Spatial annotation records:
--- START ---

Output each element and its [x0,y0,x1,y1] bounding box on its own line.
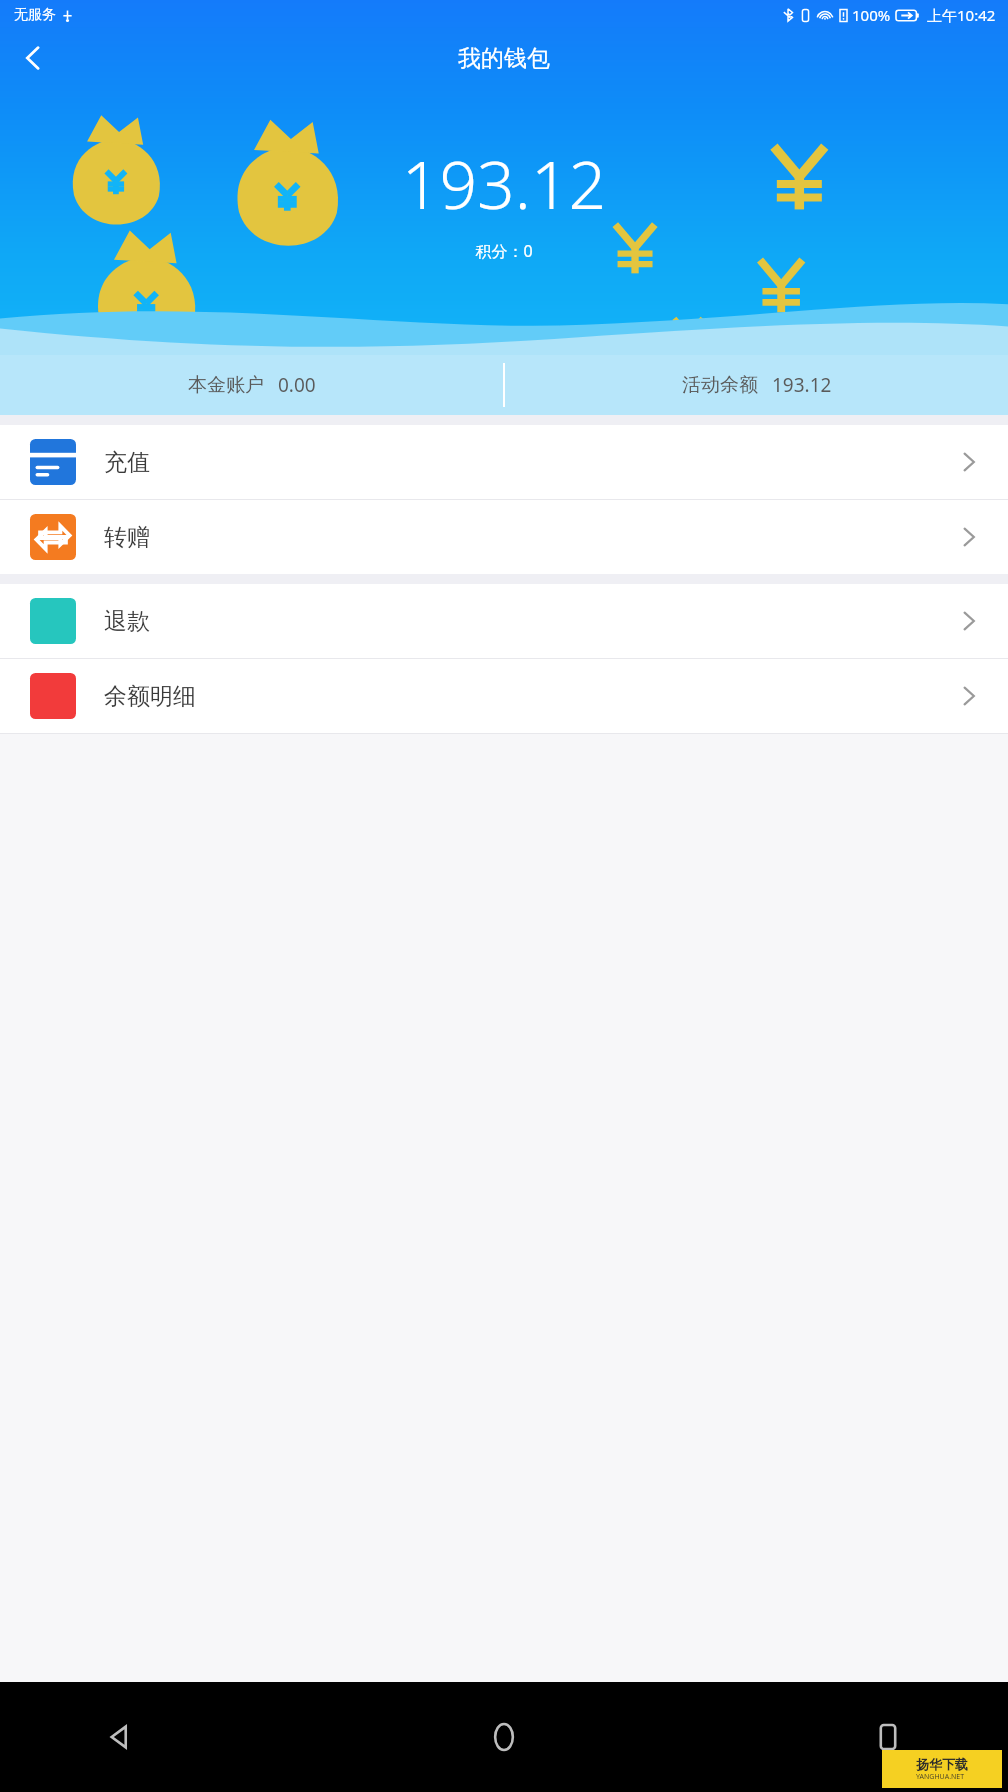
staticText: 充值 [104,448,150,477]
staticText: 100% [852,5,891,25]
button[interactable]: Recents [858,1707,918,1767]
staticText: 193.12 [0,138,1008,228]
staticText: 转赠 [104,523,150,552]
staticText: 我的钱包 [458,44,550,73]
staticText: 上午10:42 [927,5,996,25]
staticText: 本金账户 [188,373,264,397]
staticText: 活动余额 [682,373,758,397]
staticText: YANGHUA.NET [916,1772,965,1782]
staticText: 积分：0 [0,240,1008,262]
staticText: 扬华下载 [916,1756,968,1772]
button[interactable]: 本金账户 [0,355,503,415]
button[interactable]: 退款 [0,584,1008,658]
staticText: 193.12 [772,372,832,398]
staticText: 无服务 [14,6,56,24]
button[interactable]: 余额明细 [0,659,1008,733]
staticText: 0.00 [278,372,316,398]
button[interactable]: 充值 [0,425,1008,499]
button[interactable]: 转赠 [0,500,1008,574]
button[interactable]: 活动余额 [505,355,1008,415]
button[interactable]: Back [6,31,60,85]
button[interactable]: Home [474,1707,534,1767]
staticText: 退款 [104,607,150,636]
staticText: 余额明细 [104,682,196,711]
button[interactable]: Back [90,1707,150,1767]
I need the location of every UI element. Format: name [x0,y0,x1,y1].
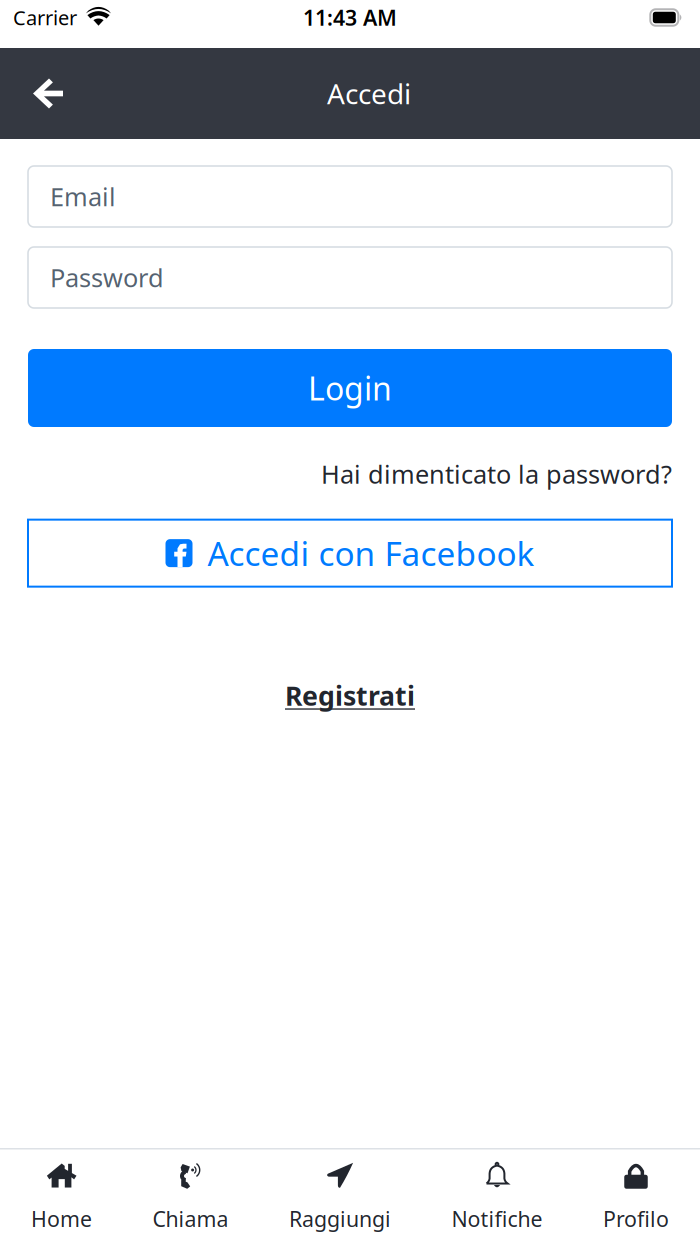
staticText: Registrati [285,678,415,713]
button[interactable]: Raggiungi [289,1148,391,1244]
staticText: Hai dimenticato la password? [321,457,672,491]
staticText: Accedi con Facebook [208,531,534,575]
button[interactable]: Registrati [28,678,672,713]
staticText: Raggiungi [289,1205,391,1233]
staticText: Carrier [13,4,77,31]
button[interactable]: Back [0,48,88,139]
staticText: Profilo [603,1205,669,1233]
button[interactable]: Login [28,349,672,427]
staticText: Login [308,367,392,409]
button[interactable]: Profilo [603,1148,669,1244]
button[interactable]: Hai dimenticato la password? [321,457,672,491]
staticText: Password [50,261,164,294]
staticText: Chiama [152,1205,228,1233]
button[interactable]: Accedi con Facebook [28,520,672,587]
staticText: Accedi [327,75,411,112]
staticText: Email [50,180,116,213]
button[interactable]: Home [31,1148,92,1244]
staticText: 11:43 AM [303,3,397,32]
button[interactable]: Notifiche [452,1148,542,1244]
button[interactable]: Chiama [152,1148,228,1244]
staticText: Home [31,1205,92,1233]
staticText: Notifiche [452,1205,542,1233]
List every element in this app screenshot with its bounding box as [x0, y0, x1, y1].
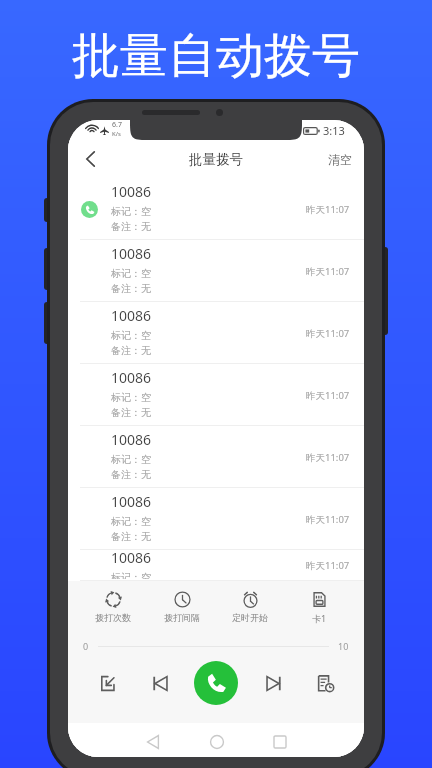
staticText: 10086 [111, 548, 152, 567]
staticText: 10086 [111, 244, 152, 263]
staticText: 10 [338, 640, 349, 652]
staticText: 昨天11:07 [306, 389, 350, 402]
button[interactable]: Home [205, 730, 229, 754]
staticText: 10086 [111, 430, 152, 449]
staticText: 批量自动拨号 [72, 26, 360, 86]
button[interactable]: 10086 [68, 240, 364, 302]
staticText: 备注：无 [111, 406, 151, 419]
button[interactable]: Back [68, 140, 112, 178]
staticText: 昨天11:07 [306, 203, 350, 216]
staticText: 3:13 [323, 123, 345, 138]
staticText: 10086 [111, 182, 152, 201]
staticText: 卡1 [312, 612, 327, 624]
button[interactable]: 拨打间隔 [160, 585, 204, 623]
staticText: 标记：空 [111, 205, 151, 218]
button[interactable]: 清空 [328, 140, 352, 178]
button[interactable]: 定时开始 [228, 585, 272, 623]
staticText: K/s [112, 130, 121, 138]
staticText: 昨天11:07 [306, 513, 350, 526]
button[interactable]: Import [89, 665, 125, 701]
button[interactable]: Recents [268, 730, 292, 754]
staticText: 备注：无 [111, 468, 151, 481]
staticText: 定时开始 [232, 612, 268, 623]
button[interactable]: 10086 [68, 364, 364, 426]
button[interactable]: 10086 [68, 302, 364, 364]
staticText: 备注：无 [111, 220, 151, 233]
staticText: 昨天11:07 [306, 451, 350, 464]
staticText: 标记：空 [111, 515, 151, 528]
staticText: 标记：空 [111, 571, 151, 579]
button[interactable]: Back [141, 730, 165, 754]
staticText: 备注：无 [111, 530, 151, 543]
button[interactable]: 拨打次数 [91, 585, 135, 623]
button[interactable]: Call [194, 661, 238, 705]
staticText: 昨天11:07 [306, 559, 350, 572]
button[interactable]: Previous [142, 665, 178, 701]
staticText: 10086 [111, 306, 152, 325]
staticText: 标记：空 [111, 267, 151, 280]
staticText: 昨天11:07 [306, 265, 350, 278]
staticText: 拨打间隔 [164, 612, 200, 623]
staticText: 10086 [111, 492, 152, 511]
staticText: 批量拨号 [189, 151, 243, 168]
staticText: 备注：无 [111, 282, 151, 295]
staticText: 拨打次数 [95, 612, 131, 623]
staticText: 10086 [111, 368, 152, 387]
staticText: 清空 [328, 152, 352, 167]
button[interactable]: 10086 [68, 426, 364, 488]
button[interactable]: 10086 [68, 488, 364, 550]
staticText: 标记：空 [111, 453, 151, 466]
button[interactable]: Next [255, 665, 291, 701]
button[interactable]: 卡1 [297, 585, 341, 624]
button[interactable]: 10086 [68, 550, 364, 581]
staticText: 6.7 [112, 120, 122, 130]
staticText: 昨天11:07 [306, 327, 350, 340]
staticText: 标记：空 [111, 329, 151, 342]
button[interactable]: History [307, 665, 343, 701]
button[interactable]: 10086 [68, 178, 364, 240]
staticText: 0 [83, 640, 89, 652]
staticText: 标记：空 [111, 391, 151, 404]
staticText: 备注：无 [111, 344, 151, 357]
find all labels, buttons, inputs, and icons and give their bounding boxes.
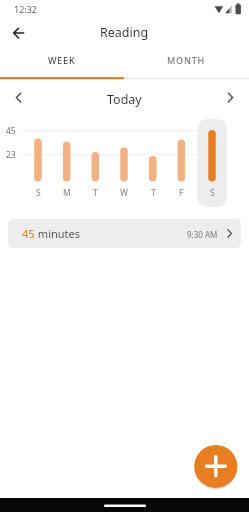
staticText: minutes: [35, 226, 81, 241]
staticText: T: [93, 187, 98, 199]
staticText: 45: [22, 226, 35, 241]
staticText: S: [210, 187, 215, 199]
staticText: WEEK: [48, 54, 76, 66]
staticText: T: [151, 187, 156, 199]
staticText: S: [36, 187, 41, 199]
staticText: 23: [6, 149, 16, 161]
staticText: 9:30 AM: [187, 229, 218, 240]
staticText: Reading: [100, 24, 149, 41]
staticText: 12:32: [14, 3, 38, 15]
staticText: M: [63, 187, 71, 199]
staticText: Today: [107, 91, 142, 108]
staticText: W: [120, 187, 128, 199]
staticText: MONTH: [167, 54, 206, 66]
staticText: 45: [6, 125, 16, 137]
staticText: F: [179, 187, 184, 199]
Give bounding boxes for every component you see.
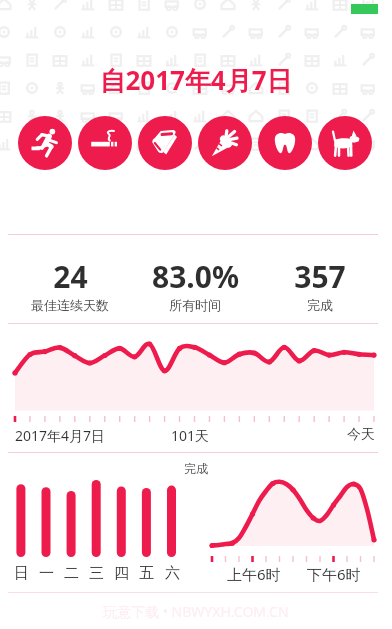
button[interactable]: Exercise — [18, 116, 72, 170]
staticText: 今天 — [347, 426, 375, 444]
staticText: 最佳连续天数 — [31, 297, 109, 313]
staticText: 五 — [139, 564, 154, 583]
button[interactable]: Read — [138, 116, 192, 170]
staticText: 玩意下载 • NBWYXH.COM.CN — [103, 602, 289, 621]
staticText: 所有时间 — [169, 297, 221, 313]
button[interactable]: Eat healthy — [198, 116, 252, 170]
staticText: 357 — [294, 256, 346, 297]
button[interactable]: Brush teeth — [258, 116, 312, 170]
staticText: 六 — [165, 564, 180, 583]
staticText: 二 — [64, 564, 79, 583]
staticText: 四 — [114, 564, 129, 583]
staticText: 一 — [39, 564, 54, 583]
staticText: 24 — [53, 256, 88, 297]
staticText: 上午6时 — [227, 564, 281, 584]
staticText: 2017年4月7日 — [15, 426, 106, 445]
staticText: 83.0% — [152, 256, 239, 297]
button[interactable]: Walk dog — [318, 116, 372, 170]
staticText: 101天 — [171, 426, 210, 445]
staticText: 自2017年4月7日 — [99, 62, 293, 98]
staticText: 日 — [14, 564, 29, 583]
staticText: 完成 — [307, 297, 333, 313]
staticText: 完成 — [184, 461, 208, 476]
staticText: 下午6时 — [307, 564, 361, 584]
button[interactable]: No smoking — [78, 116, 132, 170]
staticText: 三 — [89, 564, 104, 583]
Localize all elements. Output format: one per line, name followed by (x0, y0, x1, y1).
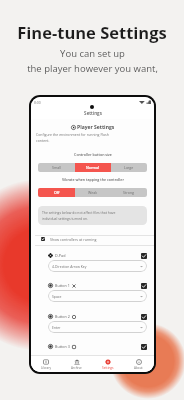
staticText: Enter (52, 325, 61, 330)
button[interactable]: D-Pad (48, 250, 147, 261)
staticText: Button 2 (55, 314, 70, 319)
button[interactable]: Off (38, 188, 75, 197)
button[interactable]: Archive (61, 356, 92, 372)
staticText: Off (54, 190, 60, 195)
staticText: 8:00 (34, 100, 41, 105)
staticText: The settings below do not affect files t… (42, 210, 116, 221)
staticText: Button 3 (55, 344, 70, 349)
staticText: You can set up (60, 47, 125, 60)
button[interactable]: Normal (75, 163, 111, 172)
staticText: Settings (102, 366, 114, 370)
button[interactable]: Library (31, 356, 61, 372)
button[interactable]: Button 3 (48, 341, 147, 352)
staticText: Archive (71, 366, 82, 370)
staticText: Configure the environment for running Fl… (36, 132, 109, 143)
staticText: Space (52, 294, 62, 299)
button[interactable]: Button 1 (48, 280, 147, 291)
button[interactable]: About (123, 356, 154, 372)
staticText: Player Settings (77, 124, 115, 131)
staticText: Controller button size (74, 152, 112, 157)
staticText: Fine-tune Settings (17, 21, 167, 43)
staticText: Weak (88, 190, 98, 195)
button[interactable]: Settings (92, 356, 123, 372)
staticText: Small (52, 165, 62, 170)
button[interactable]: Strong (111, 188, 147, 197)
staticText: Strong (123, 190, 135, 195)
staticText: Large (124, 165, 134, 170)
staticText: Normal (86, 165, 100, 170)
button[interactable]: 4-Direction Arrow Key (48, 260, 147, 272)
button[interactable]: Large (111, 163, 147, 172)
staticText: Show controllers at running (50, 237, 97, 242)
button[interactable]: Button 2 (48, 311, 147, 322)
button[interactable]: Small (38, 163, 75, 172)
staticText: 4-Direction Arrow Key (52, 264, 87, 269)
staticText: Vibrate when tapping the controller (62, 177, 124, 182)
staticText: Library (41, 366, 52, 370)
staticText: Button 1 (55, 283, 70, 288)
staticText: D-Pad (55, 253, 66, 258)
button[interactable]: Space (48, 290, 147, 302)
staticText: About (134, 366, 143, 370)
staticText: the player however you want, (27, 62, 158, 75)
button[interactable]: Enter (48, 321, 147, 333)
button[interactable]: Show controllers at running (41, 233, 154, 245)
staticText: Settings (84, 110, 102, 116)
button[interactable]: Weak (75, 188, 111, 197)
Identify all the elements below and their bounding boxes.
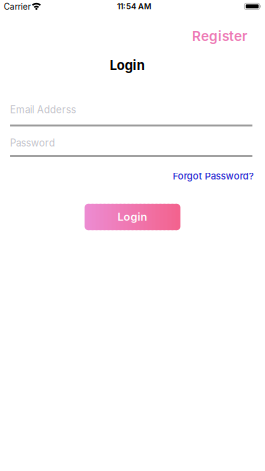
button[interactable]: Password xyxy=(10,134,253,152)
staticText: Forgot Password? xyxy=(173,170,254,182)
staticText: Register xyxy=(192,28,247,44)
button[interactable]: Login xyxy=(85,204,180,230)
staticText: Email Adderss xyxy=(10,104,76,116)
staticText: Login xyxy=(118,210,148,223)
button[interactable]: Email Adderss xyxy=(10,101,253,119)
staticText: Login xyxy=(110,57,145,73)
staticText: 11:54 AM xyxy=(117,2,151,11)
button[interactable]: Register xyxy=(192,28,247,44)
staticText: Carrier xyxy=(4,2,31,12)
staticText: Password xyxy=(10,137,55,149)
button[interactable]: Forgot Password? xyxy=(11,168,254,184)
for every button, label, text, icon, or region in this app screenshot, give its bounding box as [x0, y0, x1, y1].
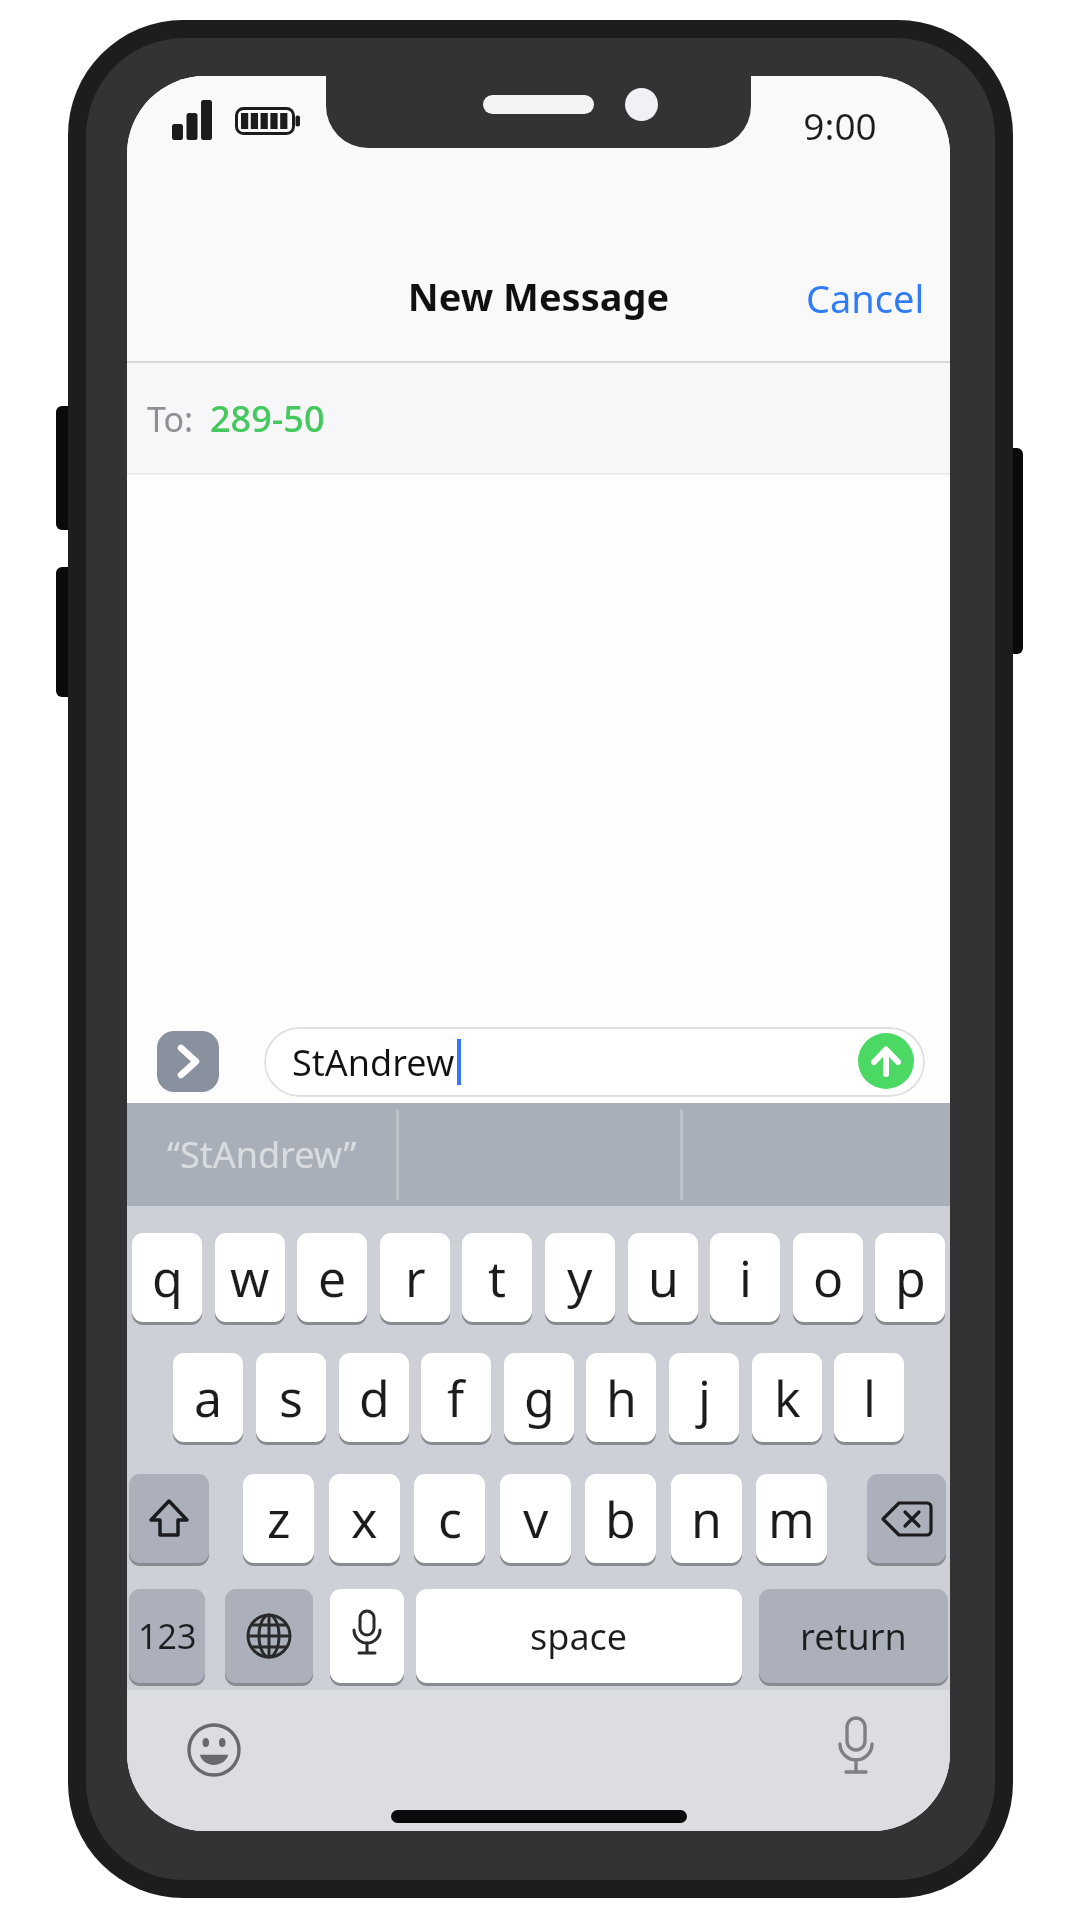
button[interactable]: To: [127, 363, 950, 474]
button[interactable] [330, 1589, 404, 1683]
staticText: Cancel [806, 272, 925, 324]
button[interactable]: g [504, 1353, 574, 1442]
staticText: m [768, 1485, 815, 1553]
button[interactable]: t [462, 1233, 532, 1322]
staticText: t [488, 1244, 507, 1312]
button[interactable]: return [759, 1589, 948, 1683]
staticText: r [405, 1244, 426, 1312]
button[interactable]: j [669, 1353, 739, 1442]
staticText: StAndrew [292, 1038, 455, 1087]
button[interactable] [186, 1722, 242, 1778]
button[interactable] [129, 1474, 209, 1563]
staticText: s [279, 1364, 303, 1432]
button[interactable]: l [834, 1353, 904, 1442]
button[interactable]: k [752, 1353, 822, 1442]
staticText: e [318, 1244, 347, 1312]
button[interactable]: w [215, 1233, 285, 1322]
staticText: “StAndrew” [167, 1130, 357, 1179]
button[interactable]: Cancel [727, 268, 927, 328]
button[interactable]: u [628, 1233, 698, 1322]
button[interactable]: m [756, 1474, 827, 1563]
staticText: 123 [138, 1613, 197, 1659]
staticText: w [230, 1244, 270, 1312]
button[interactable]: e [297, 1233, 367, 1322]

--- END ---

◆ **What needs to be done**:
Repeat the lines from the one containing "staticText: Registrati [285,678,415,713]" through the one containing "staticText: Chiama [152,1205,228,1233]" exactly as they appear.

◆ **Correct output**:
staticText: Registrati [285,678,415,713]
button[interactable]: Raggiungi [289,1148,391,1244]
staticText: Hai dimenticato la password? [321,457,672,491]
staticText: Accedi con Facebook [208,531,534,575]
button[interactable]: Registrati [28,678,672,713]
staticText: Raggiungi [289,1205,391,1233]
staticText: Carrier [13,4,77,31]
button[interactable]: Back [0,48,88,139]
staticText: Profilo [603,1205,669,1233]
button[interactable]: Login [28,349,672,427]
staticText: Login [308,367,392,409]
button[interactable]: Profilo [603,1148,669,1244]
button[interactable]: Hai dimenticato la password? [321,457,672,491]
staticText: Password [50,261,164,294]
staticText: Chiama [152,1205,228,1233]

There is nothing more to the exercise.